§ **GOAL**
Reproduce each line of the material exactly, minus any picture.

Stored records
#####

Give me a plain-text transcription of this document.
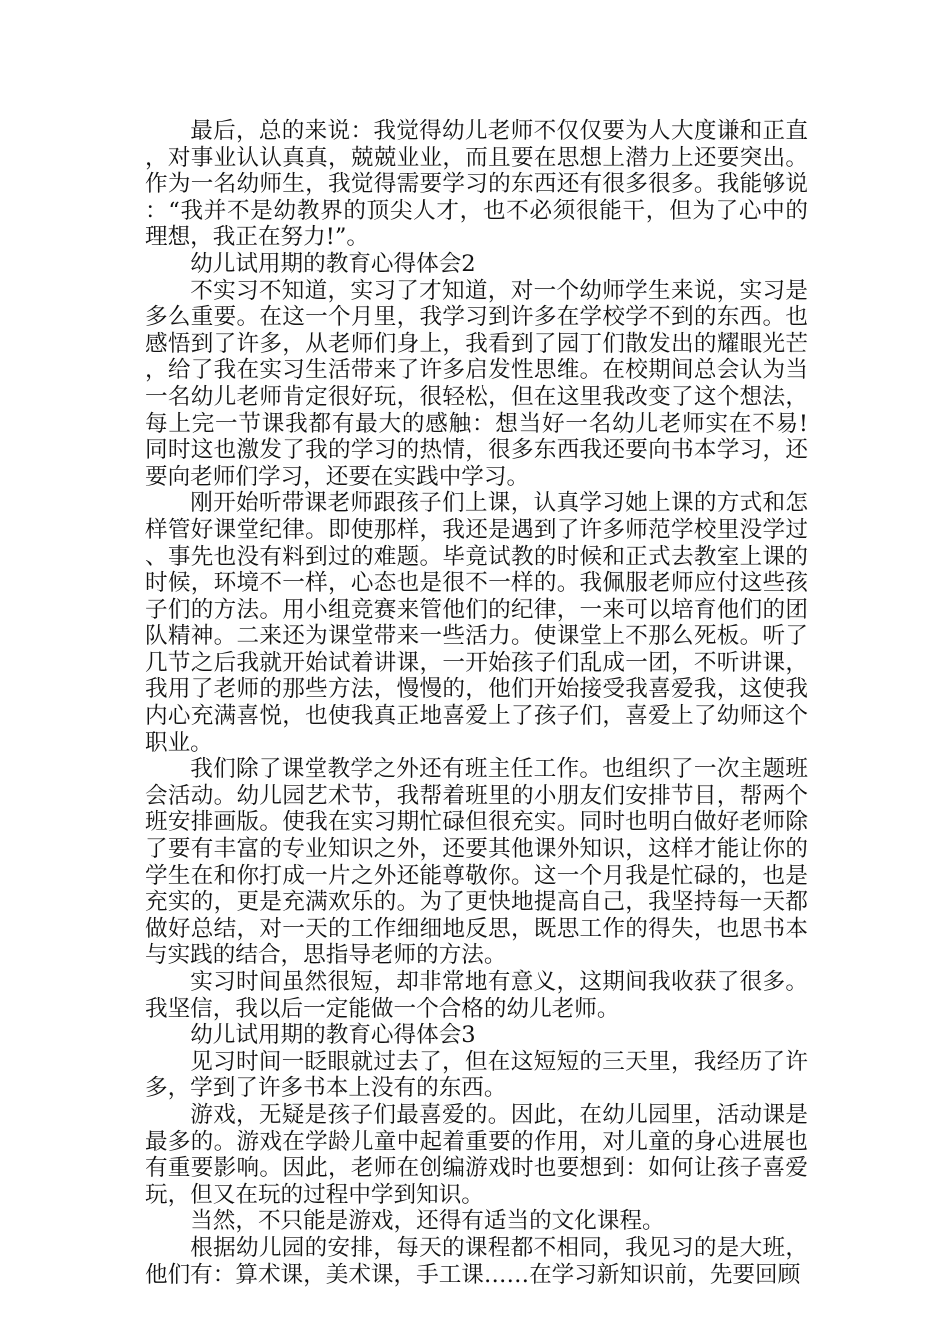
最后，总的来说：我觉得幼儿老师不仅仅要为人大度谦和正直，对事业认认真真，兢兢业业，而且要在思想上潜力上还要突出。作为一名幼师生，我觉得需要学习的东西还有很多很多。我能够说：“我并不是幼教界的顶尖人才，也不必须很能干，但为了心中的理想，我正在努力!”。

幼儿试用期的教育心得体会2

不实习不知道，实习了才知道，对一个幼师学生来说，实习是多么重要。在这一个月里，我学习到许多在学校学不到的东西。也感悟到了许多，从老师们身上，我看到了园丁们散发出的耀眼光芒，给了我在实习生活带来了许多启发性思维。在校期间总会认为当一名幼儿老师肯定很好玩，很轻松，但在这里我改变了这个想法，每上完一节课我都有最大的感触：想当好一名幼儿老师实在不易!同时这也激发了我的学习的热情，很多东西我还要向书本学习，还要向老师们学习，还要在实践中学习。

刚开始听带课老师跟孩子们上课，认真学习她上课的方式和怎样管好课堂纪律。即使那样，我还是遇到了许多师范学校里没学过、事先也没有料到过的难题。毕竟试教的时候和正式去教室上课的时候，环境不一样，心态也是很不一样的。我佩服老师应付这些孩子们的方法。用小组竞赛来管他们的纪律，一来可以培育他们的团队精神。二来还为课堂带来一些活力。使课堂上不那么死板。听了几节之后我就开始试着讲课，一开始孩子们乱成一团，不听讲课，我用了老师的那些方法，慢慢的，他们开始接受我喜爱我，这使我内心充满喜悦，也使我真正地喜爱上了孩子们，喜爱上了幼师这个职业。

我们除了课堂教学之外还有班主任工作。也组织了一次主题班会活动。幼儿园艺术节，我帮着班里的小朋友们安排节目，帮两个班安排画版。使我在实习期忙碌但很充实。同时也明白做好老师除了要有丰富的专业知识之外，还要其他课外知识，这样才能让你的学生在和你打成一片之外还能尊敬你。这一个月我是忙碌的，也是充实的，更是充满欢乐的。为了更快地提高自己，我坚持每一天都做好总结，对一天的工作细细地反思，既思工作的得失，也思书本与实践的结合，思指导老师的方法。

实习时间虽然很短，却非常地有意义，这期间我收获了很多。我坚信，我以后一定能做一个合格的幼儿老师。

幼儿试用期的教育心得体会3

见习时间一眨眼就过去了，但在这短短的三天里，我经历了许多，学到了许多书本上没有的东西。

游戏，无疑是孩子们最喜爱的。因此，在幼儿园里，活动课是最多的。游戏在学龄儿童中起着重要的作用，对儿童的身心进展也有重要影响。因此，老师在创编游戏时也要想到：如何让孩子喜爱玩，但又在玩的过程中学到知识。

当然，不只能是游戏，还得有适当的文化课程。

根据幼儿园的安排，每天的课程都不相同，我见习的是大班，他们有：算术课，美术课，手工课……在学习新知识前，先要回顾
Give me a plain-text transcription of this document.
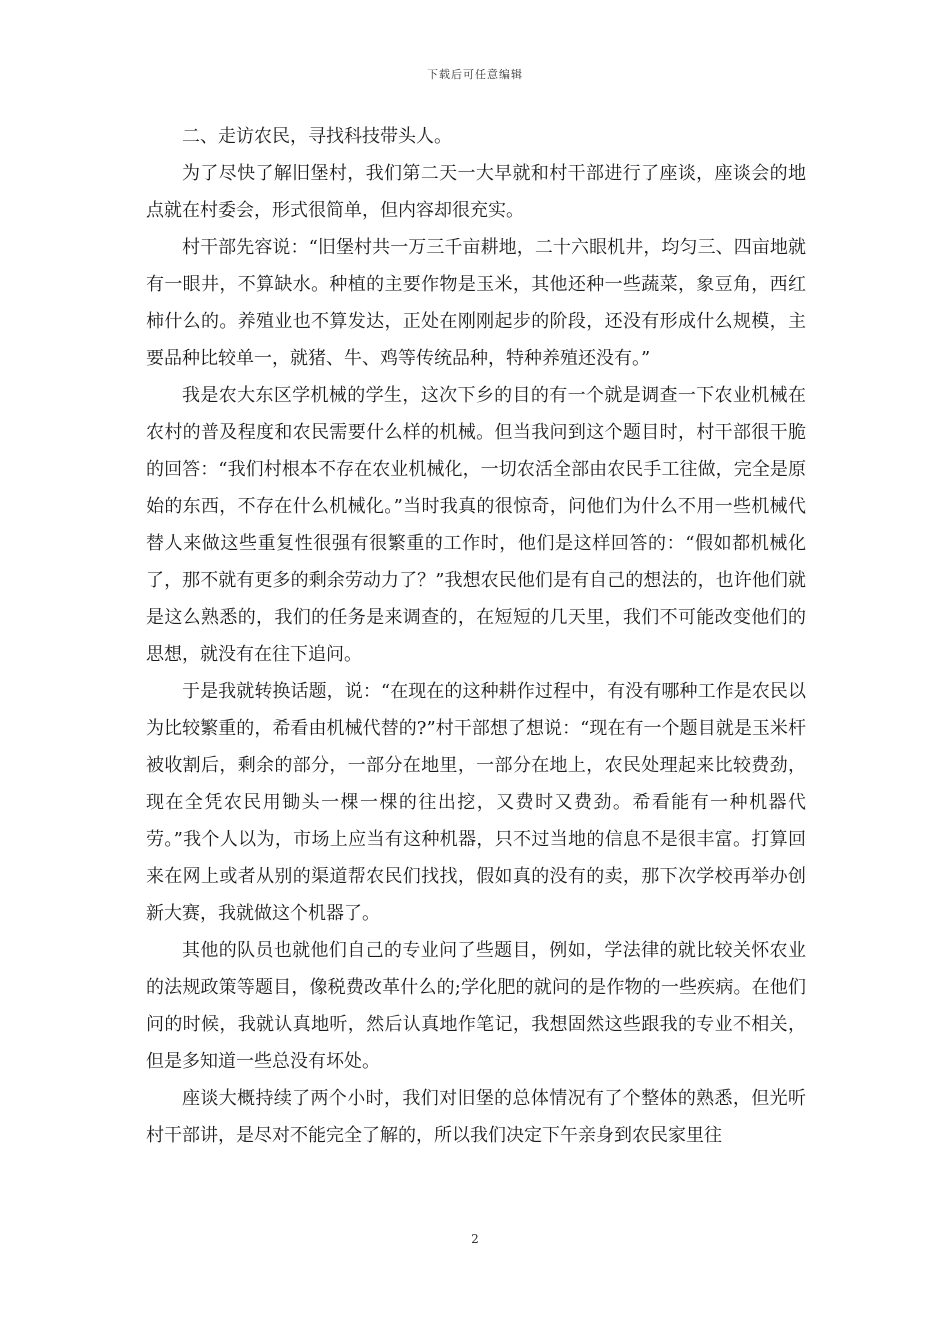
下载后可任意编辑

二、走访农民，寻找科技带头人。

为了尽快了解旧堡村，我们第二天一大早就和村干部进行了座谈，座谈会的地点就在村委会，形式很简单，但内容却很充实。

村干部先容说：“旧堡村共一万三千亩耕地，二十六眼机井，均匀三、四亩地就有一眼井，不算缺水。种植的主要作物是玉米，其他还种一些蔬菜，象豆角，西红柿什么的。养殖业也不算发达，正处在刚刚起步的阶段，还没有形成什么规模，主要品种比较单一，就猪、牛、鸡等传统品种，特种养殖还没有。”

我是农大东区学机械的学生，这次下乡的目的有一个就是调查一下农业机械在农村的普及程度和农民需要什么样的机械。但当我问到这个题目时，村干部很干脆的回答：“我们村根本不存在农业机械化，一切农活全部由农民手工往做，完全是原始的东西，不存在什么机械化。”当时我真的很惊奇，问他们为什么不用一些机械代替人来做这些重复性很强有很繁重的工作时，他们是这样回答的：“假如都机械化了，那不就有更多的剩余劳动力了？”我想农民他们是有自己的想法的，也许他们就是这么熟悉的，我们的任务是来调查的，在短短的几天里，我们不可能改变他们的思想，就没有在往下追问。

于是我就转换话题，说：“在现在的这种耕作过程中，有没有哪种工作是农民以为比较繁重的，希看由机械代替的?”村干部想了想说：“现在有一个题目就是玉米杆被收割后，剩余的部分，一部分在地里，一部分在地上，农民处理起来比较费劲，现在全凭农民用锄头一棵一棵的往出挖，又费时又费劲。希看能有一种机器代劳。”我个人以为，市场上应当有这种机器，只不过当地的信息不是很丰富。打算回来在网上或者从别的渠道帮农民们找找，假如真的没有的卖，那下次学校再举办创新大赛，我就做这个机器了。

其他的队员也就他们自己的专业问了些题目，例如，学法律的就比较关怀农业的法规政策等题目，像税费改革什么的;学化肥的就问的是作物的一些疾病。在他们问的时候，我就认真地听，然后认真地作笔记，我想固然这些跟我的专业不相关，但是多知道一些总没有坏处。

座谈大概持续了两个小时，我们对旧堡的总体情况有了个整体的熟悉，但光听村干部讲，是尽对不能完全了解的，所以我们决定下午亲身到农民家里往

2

#####

§ **EXERCISE RESULT**
Give me a plain-text transcription of this document.
最后，总的来说：我觉得幼儿老师不仅仅要为人大度谦和正直，对事业认认真真，兢兢业业，而且要在思想上潜力上还要突出。作为一名幼师生，我觉得需要学习的东西还有很多很多。我能够说：“我并不是幼教界的顶尖人才，也不必须很能干，但为了心中的理想，我正在努力!”。

幼儿试用期的教育心得体会2

不实习不知道，实习了才知道，对一个幼师学生来说，实习是多么重要。在这一个月里，我学习到许多在学校学不到的东西。也感悟到了许多，从老师们身上，我看到了园丁们散发出的耀眼光芒，给了我在实习生活带来了许多启发性思维。在校期间总会认为当一名幼儿老师肯定很好玩，很轻松，但在这里我改变了这个想法，每上完一节课我都有最大的感触：想当好一名幼儿老师实在不易!同时这也激发了我的学习的热情，很多东西我还要向书本学习，还要向老师们学习，还要在实践中学习。

刚开始听带课老师跟孩子们上课，认真学习她上课的方式和怎样管好课堂纪律。即使那样，我还是遇到了许多师范学校里没学过、事先也没有料到过的难题。毕竟试教的时候和正式去教室上课的时候，环境不一样，心态也是很不一样的。我佩服老师应付这些孩子们的方法。用小组竞赛来管他们的纪律，一来可以培育他们的团队精神。二来还为课堂带来一些活力。使课堂上不那么死板。听了几节之后我就开始试着讲课，一开始孩子们乱成一团，不听讲课，我用了老师的那些方法，慢慢的，他们开始接受我喜爱我，这使我内心充满喜悦，也使我真正地喜爱上了孩子们，喜爱上了幼师这个职业。

我们除了课堂教学之外还有班主任工作。也组织了一次主题班会活动。幼儿园艺术节，我帮着班里的小朋友们安排节目，帮两个班安排画版。使我在实习期忙碌但很充实。同时也明白做好老师除了要有丰富的专业知识之外，还要其他课外知识，这样才能让你的学生在和你打成一片之外还能尊敬你。这一个月我是忙碌的，也是充实的，更是充满欢乐的。为了更快地提高自己，我坚持每一天都做好总结，对一天的工作细细地反思，既思工作的得失，也思书本与实践的结合，思指导老师的方法。

实习时间虽然很短，却非常地有意义，这期间我收获了很多。我坚信，我以后一定能做一个合格的幼儿老师。

幼儿试用期的教育心得体会3

见习时间一眨眼就过去了，但在这短短的三天里，我经历了许多，学到了许多书本上没有的东西。

游戏，无疑是孩子们最喜爱的。因此，在幼儿园里，活动课是最多的。游戏在学龄儿童中起着重要的作用，对儿童的身心进展也有重要影响。因此，老师在创编游戏时也要想到：如何让孩子喜爱玩，但又在玩的过程中学到知识。

当然，不只能是游戏，还得有适当的文化课程。

根据幼儿园的安排，每天的课程都不相同，我见习的是大班，他们有：算术课，美术课，手工课……在学习新知识前，先要回顾
Give me a plain-text transcription of this document.
下载后可任意编辑

二、走访农民，寻找科技带头人。

为了尽快了解旧堡村，我们第二天一大早就和村干部进行了座谈，座谈会的地点就在村委会，形式很简单，但内容却很充实。

村干部先容说：“旧堡村共一万三千亩耕地，二十六眼机井，均匀三、四亩地就有一眼井，不算缺水。种植的主要作物是玉米，其他还种一些蔬菜，象豆角，西红柿什么的。养殖业也不算发达，正处在刚刚起步的阶段，还没有形成什么规模，主要品种比较单一，就猪、牛、鸡等传统品种，特种养殖还没有。”

我是农大东区学机械的学生，这次下乡的目的有一个就是调查一下农业机械在农村的普及程度和农民需要什么样的机械。但当我问到这个题目时，村干部很干脆的回答：“我们村根本不存在农业机械化，一切农活全部由农民手工往做，完全是原始的东西，不存在什么机械化。”当时我真的很惊奇，问他们为什么不用一些机械代替人来做这些重复性很强有很繁重的工作时，他们是这样回答的：“假如都机械化了，那不就有更多的剩余劳动力了？”我想农民他们是有自己的想法的，也许他们就是这么熟悉的，我们的任务是来调查的，在短短的几天里，我们不可能改变他们的思想，就没有在往下追问。

于是我就转换话题，说：“在现在的这种耕作过程中，有没有哪种工作是农民以为比较繁重的，希看由机械代替的?”村干部想了想说：“现在有一个题目就是玉米杆被收割后，剩余的部分，一部分在地里，一部分在地上，农民处理起来比较费劲，现在全凭农民用锄头一棵一棵的往出挖，又费时又费劲。希看能有一种机器代劳。”我个人以为，市场上应当有这种机器，只不过当地的信息不是很丰富。打算回来在网上或者从别的渠道帮农民们找找，假如真的没有的卖，那下次学校再举办创新大赛，我就做这个机器了。

其他的队员也就他们自己的专业问了些题目，例如，学法律的就比较关怀农业的法规政策等题目，像税费改革什么的;学化肥的就问的是作物的一些疾病。在他们问的时候，我就认真地听，然后认真地作笔记，我想固然这些跟我的专业不相关，但是多知道一些总没有坏处。

座谈大概持续了两个小时，我们对旧堡的总体情况有了个整体的熟悉，但光听村干部讲，是尽对不能完全了解的，所以我们决定下午亲身到农民家里往

2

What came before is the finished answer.